▶ [Given request] Go through the data below and copy it exactly, skipping every picture.

▶ [Stored data]
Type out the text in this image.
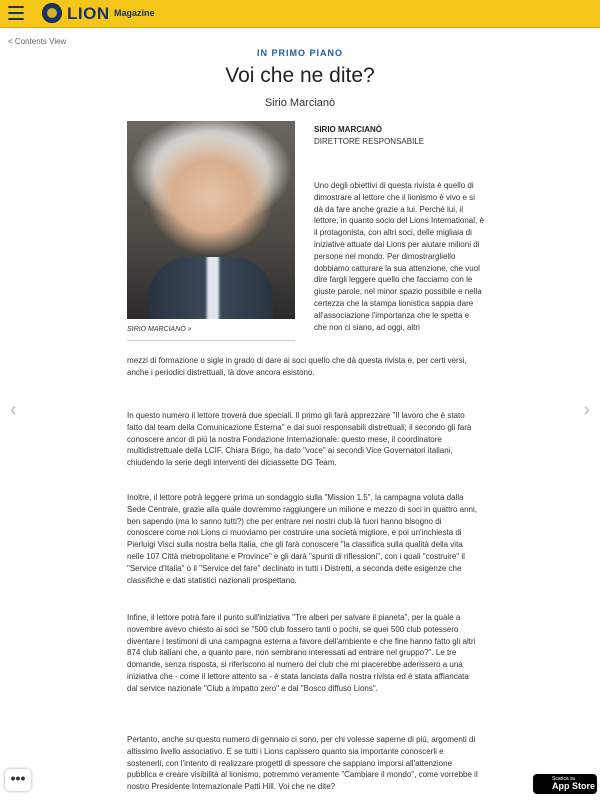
LION Magazine
< Contents View
‹	›
IN PRIMO PIANO
Voi che ne dite?
Sirio Marcianò
SIRIO MARCIANÒ »
SIRIO MARCIANÒ
DIRETTORE RESPONSABILE
Uno degli obiettivi di questa rivista è quello di dimostrare al lettore che il lionismo è vivo e si dà da fare anche grazie a lui. Perché lui, il lettore, in quanto socio del Lions International, è il protagonista, con altri soci, delle migliaia di iniziative attuate dai Lions per aiutare milioni di persone nel mondo. Per dimostrargliello dobbiamo catturare la sua attenzione, che vuol dire fargli leggere quello che facciamo con le giuste parole, nel minor spazio possibile e nella certezza che la stampa lionistica sappia dare all'associazione l'importanza che le spetta e che non ci siano, ad oggi, altri
mezzi di formazione o sigle in grado di dare ai soci quello che dà questa rivista e, per certi versi, anche i periodici distrettuali, là dove ancora esistono.
In questo numero il lettore troverà due speciali. Il primo gli farà apprezzare "Il lavoro che è stato fatto dal team della Comunicazione Esterna" e dai suoi responsabili distrettuali; il secondo gli farà conoscere ancor di più la nostra Fondazione Internazionale: questo mese, il coordinatore multidistrettuale della LCIF, Chiara Brigo, ha dato "voce" ai secondi Vice Governatori italiani, chiudendo la serie degli interventi dei diciassette DG Team.
Inoltre, il lettore potrà leggere prima un sondaggio sulla "Mission 1.5", la campagna voluta dalla Sede Centrale, grazie alla quale dovremmo raggiungere un milione e mezzo di soci in quattro anni, ben sapendo (ma lo sanno tutti?) che per entrare nei nostri club là fuori hanno bisogno di conoscere come noi Lions ci muoviamo per costruire una società migliore, e poi un'inchiesta di Pierluigi Visci sulla nostra bella Italia, che gli farà conoscere "la classifica sulla qualità della vita nelle 107 Città metropolitane e Province" e gli darà "spunti di riflessioni", con i quali "costruire" il "Service d'Italia" o il "Service del fare" declinato in tutti i Distretti, a seconda delle esigenze che classifiche e dati statistici nazionali prospettano.
Infine, il lettore potrà fare il punto sull'iniziativa "Tre alberi per salvare il pianeta", per la quale a novembre avevo chiesto ai soci se "500 club fossero tanti o pochi, se quei 500 club potessero diventare i testimoni di una campagna esterna a favore dell'ambiente e che fine hanno fatto gli altri 874 club italiani che, a quanto pare, non sembrano interessati ad entrare nel gruppo?". Le tre domande, senza risposta, si riferiscono al numero dei club che mi piacerebbe aderissero a una iniziativa che - come il lettore attento sa - è stata lanciata dalla nostra rivista ed è stata affiancata dal service nazionale "Club a impatto zero" e dal "Bosco diffuso Lions".
Pertanto, anche su questo numero di gennaio ci sono, per chi volesse saperne di più, argomenti di altissimo livello associativo. E se tutti i Lions capissero quanto sia importante conoscerli e sostenerli, con l'intento di realizzare progetti di spessore che sappiano imporsi all'attenzione pubblica e creare visibilità al lionismo, potremmo veramente "Cambiare il mondo", come vorrebbe il nostro Presidente Internazionale Patti Hill. Voi che ne dite?
•••	Scarica su
App Store
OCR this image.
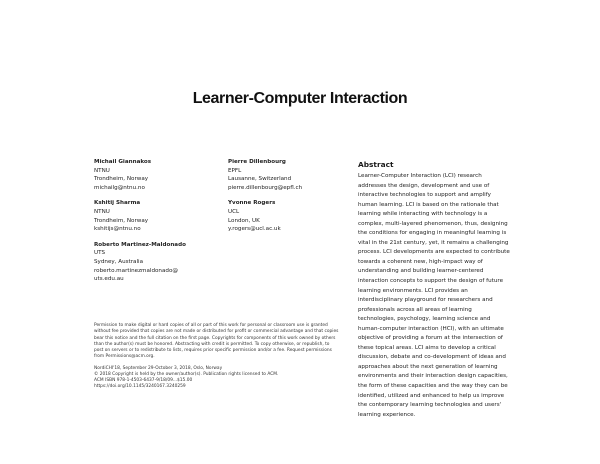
Learner-Computer Interaction
Michail Giannakos
NTNU
Trondheim, Norway
michailg@ntnu.no
Kshitij Sharma
NTNU
Trondheim, Norway
kshitijs@ntnu.no
Roberto Martinez-Maldonado
UTS
Sydney, Australia
roberto.martinezmaldonado@
uts.edu.au
Pierre Dillenbourg
EPFL
Lausanne, Switzerland
pierre.dillenbourg@epfl.ch
Yvonne Rogers
UCL
London, UK
y.rogers@ucl.ac.uk
Abstract
Learner-Computer Interaction (LCI) research addresses the design, development and use of interactive technologies to support and amplify human learning. LCI is based on the rationale that learning while interacting with technology is a complex, multi-layered phenomenon, thus, designing the conditions for engaging in meaningful learning is vital in the 21st century, yet, it remains a challenging process. LCI developments are expected to contribute towards a coherent new, high-impact way of understanding and building learner-centered interaction concepts to support the design of future learning environments. LCI provides an interdisciplinary playground for researchers and professionals across all areas of learning technologies, psychology, learning science and human-computer interaction (HCI), with an ultimate objective of providing a forum at the intersection of these topical areas. LCI aims to develop a critical discussion, debate and co-development of ideas and approaches about the next generation of learning environments and their interaction design capacities, the form of these capacities and the way they can be identified, utilized and enhanced to help us improve the contemporary learning technologies and users' learning experience.
Permission to make digital or hard copies of all or part of this work for personal or classroom use is granted without fee provided that copies are not made or distributed for profit or commercial advantage and that copies bear this notice and the full citation on the first page. Copyrights for components of this work owned by others than the author(s) must be honored. Abstracting with credit is permitted. To copy otherwise, or republish, to post on servers or to redistribute to lists, requires prior specific permission and/or a fee. Request permissions from Permissions@acm.org.
NordiCHI'18, September 29-October 3, 2018, Oslo, Norway
© 2018 Copyright is held by the owner/author(s). Publication rights licensed to ACM.
ACM ISBN 978-1-4503-6437-9/18/09...$15.00
https://doi.org/10.1145/3240167.3240259
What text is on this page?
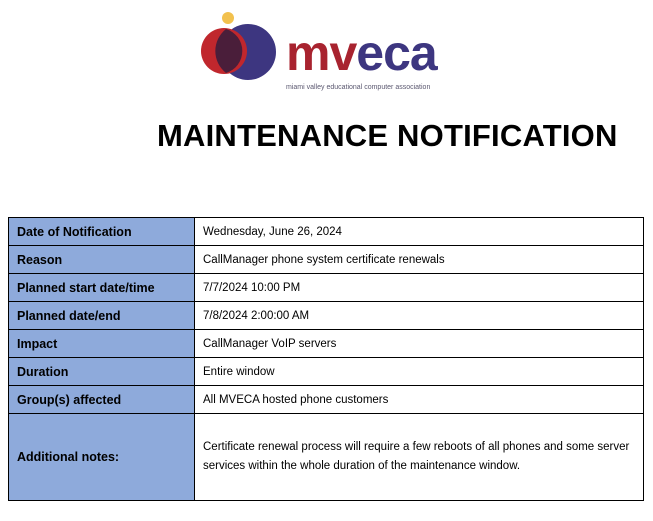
mveca
miami valley educational computer association
MAINTENANCE NOTIFICATION
Date of Notification	Wednesday, June 26, 2024
Reason	CallManager phone system certificate renewals
Planned start date/time	7/7/2024 10:00 PM
Planned date/end	7/8/2024 2:00:00 AM
Impact	CallManager VoIP servers
Duration	Entire window
Group(s) affected	All MVECA hosted phone customers
Additional notes:	Certificate renewal process will require a few reboots of all phones and some server services within the whole duration of the maintenance window.
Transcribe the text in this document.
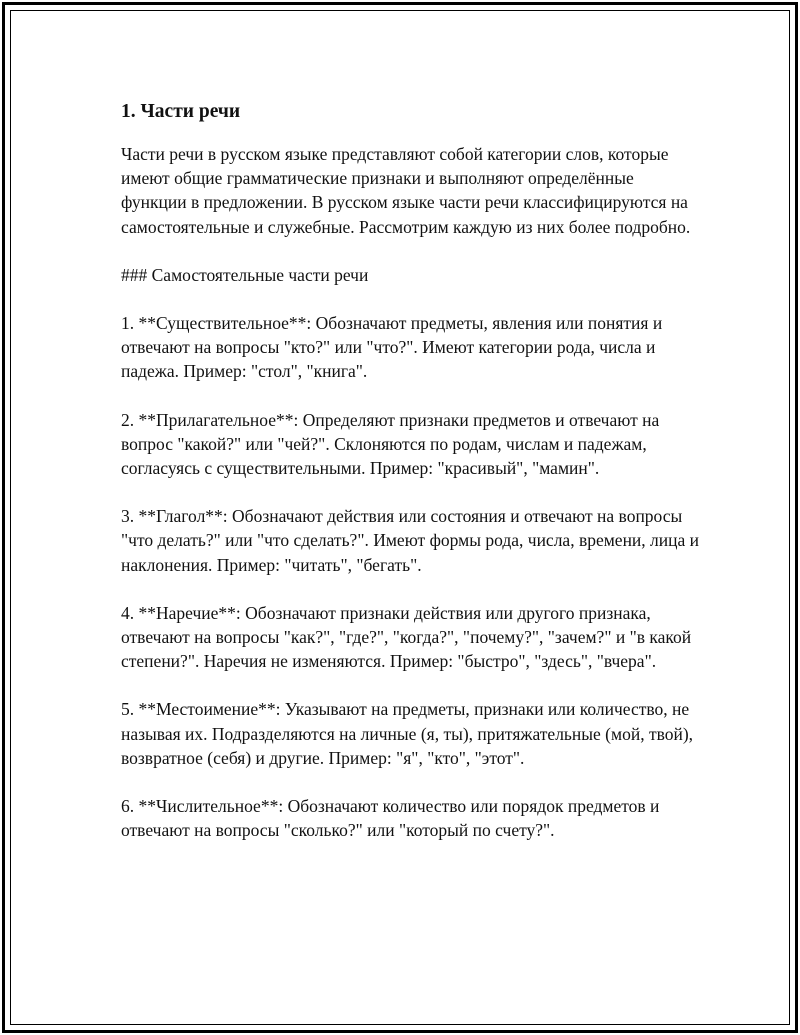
1. Части речи
Части речи в русском языке представляют собой категории слов, которые имеют общие грамматические признаки и выполняют определённые функции в предложении. В русском языке части речи классифицируются на самостоятельные и служебные. Рассмотрим каждую из них более подробно.
### Самостоятельные части речи
1. **Существительное**: Обозначают предметы, явления или понятия и отвечают на вопросы "кто?" или "что?". Имеют категории рода, числа и падежа. Пример: "стол", "книга".
2. **Прилагательное**: Определяют признаки предметов и отвечают на вопрос "какой?" или "чей?". Склоняются по родам, числам и падежам, согласуясь с существительными. Пример: "красивый", "мамин".
3. **Глагол**: Обозначают действия или состояния и отвечают на вопросы "что делать?" или "что сделать?". Имеют формы рода, числа, времени, лица и наклонения. Пример: "читать", "бегать".
4. **Наречие**: Обозначают признаки действия или другого признака, отвечают на вопросы "как?", "где?", "когда?", "почему?", "зачем?" и "в какой степени?". Наречия не изменяются. Пример: "быстро", "здесь", "вчера".
5. **Местоимение**: Указывают на предметы, признаки или количество, не называя их. Подразделяются на личные (я, ты), притяжательные (мой, твой), возвратное (себя) и другие. Пример: "я", "кто", "этот".
6. **Числительное**: Обозначают количество или порядок предметов и отвечают на вопросы "сколько?" или "который по счету?".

▶ [Correct response]
Type out the text in this image.
LION Magazine
< Contents View
‹	›
IN PRIMO PIANO
Voi che ne dite?
Sirio Marcianò
SIRIO MARCIANÒ »
SIRIO MARCIANÒ
DIRETTORE RESPONSABILE
Uno degli obiettivi di questa rivista è quello di dimostrare al lettore che il lionismo è vivo e si dà da fare anche grazie a lui. Perché lui, il lettore, in quanto socio del Lions International, è il protagonista, con altri soci, delle migliaia di iniziative attuate dai Lions per aiutare milioni di persone nel mondo. Per dimostrargliello dobbiamo catturare la sua attenzione, che vuol dire fargli leggere quello che facciamo con le giuste parole, nel minor spazio possibile e nella certezza che la stampa lionistica sappia dare all'associazione l'importanza che le spetta e che non ci siano, ad oggi, altri
mezzi di formazione o sigle in grado di dare ai soci quello che dà questa rivista e, per certi versi, anche i periodici distrettuali, là dove ancora esistono.
In questo numero il lettore troverà due speciali. Il primo gli farà apprezzare "Il lavoro che è stato fatto dal team della Comunicazione Esterna" e dai suoi responsabili distrettuali; il secondo gli farà conoscere ancor di più la nostra Fondazione Internazionale: questo mese, il coordinatore multidistrettuale della LCIF, Chiara Brigo, ha dato "voce" ai secondi Vice Governatori italiani, chiudendo la serie degli interventi dei diciassette DG Team.
Inoltre, il lettore potrà leggere prima un sondaggio sulla "Mission 1.5", la campagna voluta dalla Sede Centrale, grazie alla quale dovremmo raggiungere un milione e mezzo di soci in quattro anni, ben sapendo (ma lo sanno tutti?) che per entrare nei nostri club là fuori hanno bisogno di conoscere come noi Lions ci muoviamo per costruire una società migliore, e poi un'inchiesta di Pierluigi Visci sulla nostra bella Italia, che gli farà conoscere "la classifica sulla qualità della vita nelle 107 Città metropolitane e Province" e gli darà "spunti di riflessioni", con i quali "costruire" il "Service d'Italia" o il "Service del fare" declinato in tutti i Distretti, a seconda delle esigenze che classifiche e dati statistici nazionali prospettano.
Infine, il lettore potrà fare il punto sull'iniziativa "Tre alberi per salvare il pianeta", per la quale a novembre avevo chiesto ai soci se "500 club fossero tanti o pochi, se quei 500 club potessero diventare i testimoni di una campagna esterna a favore dell'ambiente e che fine hanno fatto gli altri 874 club italiani che, a quanto pare, non sembrano interessati ad entrare nel gruppo?". Le tre domande, senza risposta, si riferiscono al numero dei club che mi piacerebbe aderissero a una iniziativa che - come il lettore attento sa - è stata lanciata dalla nostra rivista ed è stata affiancata dal service nazionale "Club a impatto zero" e dal "Bosco diffuso Lions".
Pertanto, anche su questo numero di gennaio ci sono, per chi volesse saperne di più, argomenti di altissimo livello associativo. E se tutti i Lions capissero quanto sia importante conoscerli e sostenerli, con l'intento di realizzare progetti di spessore che sappiano imporsi all'attenzione pubblica e creare visibilità al lionismo, potremmo veramente "Cambiare il mondo", come vorrebbe il nostro Presidente Internazionale Patti Hill. Voi che ne dite?
•••	Scarica su
App Store
OCR this image.
Learner-Computer Interaction
Michail Giannakos
NTNU
Trondheim, Norway
michailg@ntnu.no
Kshitij Sharma
NTNU
Trondheim, Norway
kshitijs@ntnu.no
Roberto Martinez-Maldonado
UTS
Sydney, Australia
roberto.martinezmaldonado@
uts.edu.au
Pierre Dillenbourg
EPFL
Lausanne, Switzerland
pierre.dillenbourg@epfl.ch
Yvonne Rogers
UCL
London, UK
y.rogers@ucl.ac.uk
Abstract
Learner-Computer Interaction (LCI) research addresses the design, development and use of interactive technologies to support and amplify human learning. LCI is based on the rationale that learning while interacting with technology is a complex, multi-layered phenomenon, thus, designing the conditions for engaging in meaningful learning is vital in the 21st century, yet, it remains a challenging process. LCI developments are expected to contribute towards a coherent new, high-impact way of understanding and building learner-centered interaction concepts to support the design of future learning environments. LCI provides an interdisciplinary playground for researchers and professionals across all areas of learning technologies, psychology, learning science and human-computer interaction (HCI), with an ultimate objective of providing a forum at the intersection of these topical areas. LCI aims to develop a critical discussion, debate and co-development of ideas and approaches about the next generation of learning environments and their interaction design capacities, the form of these capacities and the way they can be identified, utilized and enhanced to help us improve the contemporary learning technologies and users' learning experience.
Permission to make digital or hard copies of all or part of this work for personal or classroom use is granted without fee provided that copies are not made or distributed for profit or commercial advantage and that copies bear this notice and the full citation on the first page. Copyrights for components of this work owned by others than the author(s) must be honored. Abstracting with credit is permitted. To copy otherwise, or republish, to post on servers or to redistribute to lists, requires prior specific permission and/or a fee. Request permissions from Permissions@acm.org.
NordiCHI'18, September 29-October 3, 2018, Oslo, Norway
© 2018 Copyright is held by the owner/author(s). Publication rights licensed to ACM.
ACM ISBN 978-1-4503-6437-9/18/09...$15.00
https://doi.org/10.1145/3240167.3240259
What text is on this page?
mveca
miami valley educational computer association
MAINTENANCE NOTIFICATION
Date of Notification	Wednesday, June 26, 2024
Reason	CallManager phone system certificate renewals
Planned start date/time	7/7/2024 10:00 PM
Planned date/end	7/8/2024 2:00:00 AM
Impact	CallManager VoIP servers
Duration	Entire window
Group(s) affected	All MVECA hosted phone customers
Additional notes:	Certificate renewal process will require a few reboots of all phones and some server services within the whole duration of the maintenance window.
Transcribe the text in this document.
1. Части речи
Части речи в русском языке представляют собой категории слов, которые имеют общие грамматические признаки и выполняют определённые функции в предложении. В русском языке части речи классифицируются на самостоятельные и служебные. Рассмотрим каждую из них более подробно.
### Самостоятельные части речи
1. **Существительное**: Обозначают предметы, явления или понятия и отвечают на вопросы "кто?" или "что?". Имеют категории рода, числа и падежа. Пример: "стол", "книга".
2. **Прилагательное**: Определяют признаки предметов и отвечают на вопрос "какой?" или "чей?". Склоняются по родам, числам и падежам, согласуясь с существительными. Пример: "красивый", "мамин".
3. **Глагол**: Обозначают действия или состояния и отвечают на вопросы "что делать?" или "что сделать?". Имеют формы рода, числа, времени, лица и наклонения. Пример: "читать", "бегать".
4. **Наречие**: Обозначают признаки действия или другого признака, отвечают на вопросы "как?", "где?", "когда?", "почему?", "зачем?" и "в какой степени?". Наречия не изменяются. Пример: "быстро", "здесь", "вчера".
5. **Местоимение**: Указывают на предметы, признаки или количество, не называя их. Подразделяются на личные (я, ты), притяжательные (мой, твой), возвратное (себя) и другие. Пример: "я", "кто", "этот".
6. **Числительное**: Обозначают количество или порядок предметов и отвечают на вопросы "сколько?" или "который по счету?".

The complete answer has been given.